● Part of a data file
[BEGIN]

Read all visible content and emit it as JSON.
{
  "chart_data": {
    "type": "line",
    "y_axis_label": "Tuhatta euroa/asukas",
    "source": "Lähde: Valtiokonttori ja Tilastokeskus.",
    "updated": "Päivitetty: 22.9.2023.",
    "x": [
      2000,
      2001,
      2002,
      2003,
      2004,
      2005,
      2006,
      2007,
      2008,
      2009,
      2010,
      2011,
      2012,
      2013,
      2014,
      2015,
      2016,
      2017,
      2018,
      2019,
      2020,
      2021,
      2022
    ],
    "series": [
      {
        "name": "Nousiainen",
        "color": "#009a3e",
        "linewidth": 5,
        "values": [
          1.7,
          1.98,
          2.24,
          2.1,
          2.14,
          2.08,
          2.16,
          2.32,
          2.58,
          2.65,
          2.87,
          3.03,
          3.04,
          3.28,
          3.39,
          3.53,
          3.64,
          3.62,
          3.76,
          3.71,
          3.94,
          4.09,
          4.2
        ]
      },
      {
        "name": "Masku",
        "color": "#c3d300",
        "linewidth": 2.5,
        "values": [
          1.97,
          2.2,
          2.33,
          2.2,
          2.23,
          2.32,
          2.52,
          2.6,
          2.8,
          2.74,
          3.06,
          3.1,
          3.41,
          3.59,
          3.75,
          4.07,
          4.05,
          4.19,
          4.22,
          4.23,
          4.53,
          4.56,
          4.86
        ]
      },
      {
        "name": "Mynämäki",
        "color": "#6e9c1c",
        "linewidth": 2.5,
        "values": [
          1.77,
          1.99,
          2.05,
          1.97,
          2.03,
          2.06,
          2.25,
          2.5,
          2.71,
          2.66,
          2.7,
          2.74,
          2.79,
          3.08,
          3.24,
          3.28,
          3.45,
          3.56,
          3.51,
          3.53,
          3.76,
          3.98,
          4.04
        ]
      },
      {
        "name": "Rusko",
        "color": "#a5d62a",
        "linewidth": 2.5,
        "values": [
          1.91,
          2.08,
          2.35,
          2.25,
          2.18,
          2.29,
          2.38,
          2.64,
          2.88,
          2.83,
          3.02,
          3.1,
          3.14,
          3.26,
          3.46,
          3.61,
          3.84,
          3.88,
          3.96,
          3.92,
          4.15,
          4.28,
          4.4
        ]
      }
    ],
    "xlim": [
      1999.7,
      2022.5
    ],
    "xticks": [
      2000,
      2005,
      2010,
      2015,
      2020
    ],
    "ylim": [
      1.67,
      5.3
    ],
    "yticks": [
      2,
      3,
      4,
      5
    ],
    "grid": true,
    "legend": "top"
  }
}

[END]

● What to do
From the listing above, reproduce all the lines exactly.

● Task answer
Read all visible content and emit it as JSON.
{
  "chart_data": {
    "type": "line",
    "y_axis_label": "Tuhatta euroa/asukas",
    "source": "Lähde: Valtiokonttori ja Tilastokeskus.",
    "updated": "Päivitetty: 22.9.2023.",
    "x": [
      2000,
      2001,
      2002,
      2003,
      2004,
      2005,
      2006,
      2007,
      2008,
      2009,
      2010,
      2011,
      2012,
      2013,
      2014,
      2015,
      2016,
      2017,
      2018,
      2019,
      2020,
      2021,
      2022
    ],
    "series": [
      {
        "name": "Nousiainen",
        "color": "#009a3e",
        "linewidth": 5,
        "values": [
          1.7,
          1.98,
          2.24,
          2.1,
          2.14,
          2.08,
          2.16,
          2.32,
          2.58,
          2.65,
          2.87,
          3.03,
          3.04,
          3.28,
          3.39,
          3.53,
          3.64,
          3.62,
          3.76,
          3.71,
          3.94,
          4.09,
          4.2
        ]
      },
      {
        "name": "Masku",
        "color": "#c3d300",
        "linewidth": 2.5,
        "values": [
          1.97,
          2.2,
          2.33,
          2.2,
          2.23,
          2.32,
          2.52,
          2.6,
          2.8,
          2.74,
          3.06,
          3.1,
          3.41,
          3.59,
          3.75,
          4.07,
          4.05,
          4.19,
          4.22,
          4.23,
          4.53,
          4.56,
          4.86
        ]
      },
      {
        "name": "Mynämäki",
        "color": "#6e9c1c",
        "linewidth": 2.5,
        "values": [
          1.77,
          1.99,
          2.05,
          1.97,
          2.03,
          2.06,
          2.25,
          2.5,
          2.71,
          2.66,
          2.7,
          2.74,
          2.79,
          3.08,
          3.24,
          3.28,
          3.45,
          3.56,
          3.51,
          3.53,
          3.76,
          3.98,
          4.04
        ]
      },
      {
        "name": "Rusko",
        "color": "#a5d62a",
        "linewidth": 2.5,
        "values": [
          1.91,
          2.08,
          2.35,
          2.25,
          2.18,
          2.29,
          2.38,
          2.64,
          2.88,
          2.83,
          3.02,
          3.1,
          3.14,
          3.26,
          3.46,
          3.61,
          3.84,
          3.88,
          3.96,
          3.92,
          4.15,
          4.28,
          4.4
        ]
      }
    ],
    "xlim": [
      1999.7,
      2022.5
    ],
    "xticks": [
      2000,
      2005,
      2010,
      2015,
      2020
    ],
    "ylim": [
      1.67,
      5.3
    ],
    "yticks": [
      2,
      3,
      4,
      5
    ],
    "grid": true,
    "legend": "top"
  }
}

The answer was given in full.